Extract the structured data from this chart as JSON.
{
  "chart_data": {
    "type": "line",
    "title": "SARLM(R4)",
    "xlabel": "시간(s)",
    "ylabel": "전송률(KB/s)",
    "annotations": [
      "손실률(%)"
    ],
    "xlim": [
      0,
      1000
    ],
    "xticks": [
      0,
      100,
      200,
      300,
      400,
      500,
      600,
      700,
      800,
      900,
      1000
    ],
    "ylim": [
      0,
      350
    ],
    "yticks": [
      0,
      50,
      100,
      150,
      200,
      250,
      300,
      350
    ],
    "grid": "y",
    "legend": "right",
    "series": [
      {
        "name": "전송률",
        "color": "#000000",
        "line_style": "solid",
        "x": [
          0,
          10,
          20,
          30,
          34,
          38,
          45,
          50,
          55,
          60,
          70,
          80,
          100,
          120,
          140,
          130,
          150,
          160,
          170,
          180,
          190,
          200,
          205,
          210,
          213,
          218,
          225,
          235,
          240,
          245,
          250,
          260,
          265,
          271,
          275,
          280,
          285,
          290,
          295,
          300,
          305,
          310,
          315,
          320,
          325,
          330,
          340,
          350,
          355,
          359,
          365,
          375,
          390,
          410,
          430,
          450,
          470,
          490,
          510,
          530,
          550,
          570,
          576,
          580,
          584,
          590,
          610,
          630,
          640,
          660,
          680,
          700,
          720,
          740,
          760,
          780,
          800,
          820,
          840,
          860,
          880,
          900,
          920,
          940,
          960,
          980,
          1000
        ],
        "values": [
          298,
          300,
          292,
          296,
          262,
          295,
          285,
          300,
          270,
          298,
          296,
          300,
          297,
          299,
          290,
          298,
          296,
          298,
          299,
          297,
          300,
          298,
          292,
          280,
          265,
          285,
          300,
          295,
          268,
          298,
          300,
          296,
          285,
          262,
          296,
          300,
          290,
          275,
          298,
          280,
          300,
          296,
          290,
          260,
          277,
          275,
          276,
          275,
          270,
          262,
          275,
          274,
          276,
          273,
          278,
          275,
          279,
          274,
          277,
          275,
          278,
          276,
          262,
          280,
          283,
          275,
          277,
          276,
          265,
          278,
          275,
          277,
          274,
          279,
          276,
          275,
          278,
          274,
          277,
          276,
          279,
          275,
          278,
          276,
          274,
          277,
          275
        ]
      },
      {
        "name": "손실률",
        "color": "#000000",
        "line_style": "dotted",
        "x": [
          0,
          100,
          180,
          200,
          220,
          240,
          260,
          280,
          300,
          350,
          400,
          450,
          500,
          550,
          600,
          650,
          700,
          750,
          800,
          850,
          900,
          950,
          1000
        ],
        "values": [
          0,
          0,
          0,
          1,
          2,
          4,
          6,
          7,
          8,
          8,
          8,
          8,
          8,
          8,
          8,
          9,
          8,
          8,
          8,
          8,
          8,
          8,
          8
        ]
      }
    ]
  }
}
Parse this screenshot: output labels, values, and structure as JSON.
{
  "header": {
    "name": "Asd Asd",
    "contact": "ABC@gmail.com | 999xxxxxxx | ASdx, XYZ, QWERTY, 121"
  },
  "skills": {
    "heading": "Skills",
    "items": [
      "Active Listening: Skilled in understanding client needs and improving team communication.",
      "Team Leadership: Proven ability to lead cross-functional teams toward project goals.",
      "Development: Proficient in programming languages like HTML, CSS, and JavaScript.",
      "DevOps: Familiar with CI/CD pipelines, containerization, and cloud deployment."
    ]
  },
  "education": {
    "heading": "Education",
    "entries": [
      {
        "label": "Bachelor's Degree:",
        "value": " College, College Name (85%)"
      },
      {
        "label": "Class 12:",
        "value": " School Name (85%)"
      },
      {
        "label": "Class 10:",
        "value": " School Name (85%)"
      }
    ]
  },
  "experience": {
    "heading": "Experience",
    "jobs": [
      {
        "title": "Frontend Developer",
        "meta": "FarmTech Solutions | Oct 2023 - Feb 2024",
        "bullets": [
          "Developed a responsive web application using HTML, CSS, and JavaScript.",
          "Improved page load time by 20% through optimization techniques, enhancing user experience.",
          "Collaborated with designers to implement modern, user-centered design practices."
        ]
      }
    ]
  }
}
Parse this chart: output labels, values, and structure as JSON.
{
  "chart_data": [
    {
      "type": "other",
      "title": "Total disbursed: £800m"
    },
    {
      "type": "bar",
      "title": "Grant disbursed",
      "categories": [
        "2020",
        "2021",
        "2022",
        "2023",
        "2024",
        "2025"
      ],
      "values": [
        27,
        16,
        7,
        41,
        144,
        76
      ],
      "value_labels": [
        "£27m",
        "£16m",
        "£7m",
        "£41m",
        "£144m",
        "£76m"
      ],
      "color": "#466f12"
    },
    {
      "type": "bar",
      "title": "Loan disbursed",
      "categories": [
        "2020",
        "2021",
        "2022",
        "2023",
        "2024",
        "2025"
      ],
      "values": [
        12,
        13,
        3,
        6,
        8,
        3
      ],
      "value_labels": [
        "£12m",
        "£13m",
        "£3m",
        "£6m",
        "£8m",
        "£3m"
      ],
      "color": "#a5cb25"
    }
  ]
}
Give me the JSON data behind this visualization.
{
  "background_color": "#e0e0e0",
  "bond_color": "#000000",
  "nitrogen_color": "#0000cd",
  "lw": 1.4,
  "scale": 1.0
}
◇ ◇ ◇ ◇
WHAT YOU SHOULD DO
Extract every record. Keep wording exact.

ANSWER TO THE EXERCISE
Extract the structured data from this chart as JSON.
{
  "chart_data": {
    "type": "line",
    "title": "SARLM(R4)",
    "xlabel": "시간(s)",
    "ylabel": "전송률(KB/s)",
    "annotations": [
      "손실률(%)"
    ],
    "xlim": [
      0,
      1000
    ],
    "xticks": [
      0,
      100,
      200,
      300,
      400,
      500,
      600,
      700,
      800,
      900,
      1000
    ],
    "ylim": [
      0,
      350
    ],
    "yticks": [
      0,
      50,
      100,
      150,
      200,
      250,
      300,
      350
    ],
    "grid": "y",
    "legend": "right",
    "series": [
      {
        "name": "전송률",
        "color": "#000000",
        "line_style": "solid",
        "x": [
          0,
          10,
          20,
          30,
          34,
          38,
          45,
          50,
          55,
          60,
          70,
          80,
          100,
          120,
          140,
          130,
          150,
          160,
          170,
          180,
          190,
          200,
          205,
          210,
          213,
          218,
          225,
          235,
          240,
          245,
          250,
          260,
          265,
          271,
          275,
          280,
          285,
          290,
          295,
          300,
          305,
          310,
          315,
          320,
          325,
          330,
          340,
          350,
          355,
          359,
          365,
          375,
          390,
          410,
          430,
          450,
          470,
          490,
          510,
          530,
          550,
          570,
          576,
          580,
          584,
          590,
          610,
          630,
          640,
          660,
          680,
          700,
          720,
          740,
          760,
          780,
          800,
          820,
          840,
          860,
          880,
          900,
          920,
          940,
          960,
          980,
          1000
        ],
        "values": [
          298,
          300,
          292,
          296,
          262,
          295,
          285,
          300,
          270,
          298,
          296,
          300,
          297,
          299,
          290,
          298,
          296,
          298,
          299,
          297,
          300,
          298,
          292,
          280,
          265,
          285,
          300,
          295,
          268,
          298,
          300,
          296,
          285,
          262,
          296,
          300,
          290,
          275,
          298,
          280,
          300,
          296,
          290,
          260,
          277,
          275,
          276,
          275,
          270,
          262,
          275,
          274,
          276,
          273,
          278,
          275,
          279,
          274,
          277,
          275,
          278,
          276,
          262,
          280,
          283,
          275,
          277,
          276,
          265,
          278,
          275,
          277,
          274,
          279,
          276,
          275,
          278,
          274,
          277,
          276,
          279,
          275,
          278,
          276,
          274,
          277,
          275
        ]
      },
      {
        "name": "손실률",
        "color": "#000000",
        "line_style": "dotted",
        "x": [
          0,
          100,
          180,
          200,
          220,
          240,
          260,
          280,
          300,
          350,
          400,
          450,
          500,
          550,
          600,
          650,
          700,
          750,
          800,
          850,
          900,
          950,
          1000
        ],
        "values": [
          0,
          0,
          0,
          1,
          2,
          4,
          6,
          7,
          8,
          8,
          8,
          8,
          8,
          8,
          8,
          9,
          8,
          8,
          8,
          8,
          8,
          8,
          8
        ]
      }
    ]
  }
}
Parse this screenshot: output labels, values, and structure as JSON.
{
  "header": {
    "name": "Asd Asd",
    "contact": "ABC@gmail.com | 999xxxxxxx | ASdx, XYZ, QWERTY, 121"
  },
  "skills": {
    "heading": "Skills",
    "items": [
      "Active Listening: Skilled in understanding client needs and improving team communication.",
      "Team Leadership: Proven ability to lead cross-functional teams toward project goals.",
      "Development: Proficient in programming languages like HTML, CSS, and JavaScript.",
      "DevOps: Familiar with CI/CD pipelines, containerization, and cloud deployment."
    ]
  },
  "education": {
    "heading": "Education",
    "entries": [
      {
        "label": "Bachelor's Degree:",
        "value": " College, College Name (85%)"
      },
      {
        "label": "Class 12:",
        "value": " School Name (85%)"
      },
      {
        "label": "Class 10:",
        "value": " School Name (85%)"
      }
    ]
  },
  "experience": {
    "heading": "Experience",
    "jobs": [
      {
        "title": "Frontend Developer",
        "meta": "FarmTech Solutions | Oct 2023 - Feb 2024",
        "bullets": [
          "Developed a responsive web application using HTML, CSS, and JavaScript.",
          "Improved page load time by 20% through optimization techniques, enhancing user experience.",
          "Collaborated with designers to implement modern, user-centered design practices."
        ]
      }
    ]
  }
}
Parse this chart: output labels, values, and structure as JSON.
{
  "chart_data": [
    {
      "type": "other",
      "title": "Total disbursed: £800m"
    },
    {
      "type": "bar",
      "title": "Grant disbursed",
      "categories": [
        "2020",
        "2021",
        "2022",
        "2023",
        "2024",
        "2025"
      ],
      "values": [
        27,
        16,
        7,
        41,
        144,
        76
      ],
      "value_labels": [
        "£27m",
        "£16m",
        "£7m",
        "£41m",
        "£144m",
        "£76m"
      ],
      "color": "#466f12"
    },
    {
      "type": "bar",
      "title": "Loan disbursed",
      "categories": [
        "2020",
        "2021",
        "2022",
        "2023",
        "2024",
        "2025"
      ],
      "values": [
        12,
        13,
        3,
        6,
        8,
        3
      ],
      "value_labels": [
        "£12m",
        "£13m",
        "£3m",
        "£6m",
        "£8m",
        "£3m"
      ],
      "color": "#a5cb25"
    }
  ]
}
Give me the JSON data behind this visualization.
{
  "background_color": "#e0e0e0",
  "bond_color": "#000000",
  "nitrogen_color": "#0000cd",
  "lw": 1.4,
  "scale": 1.0
}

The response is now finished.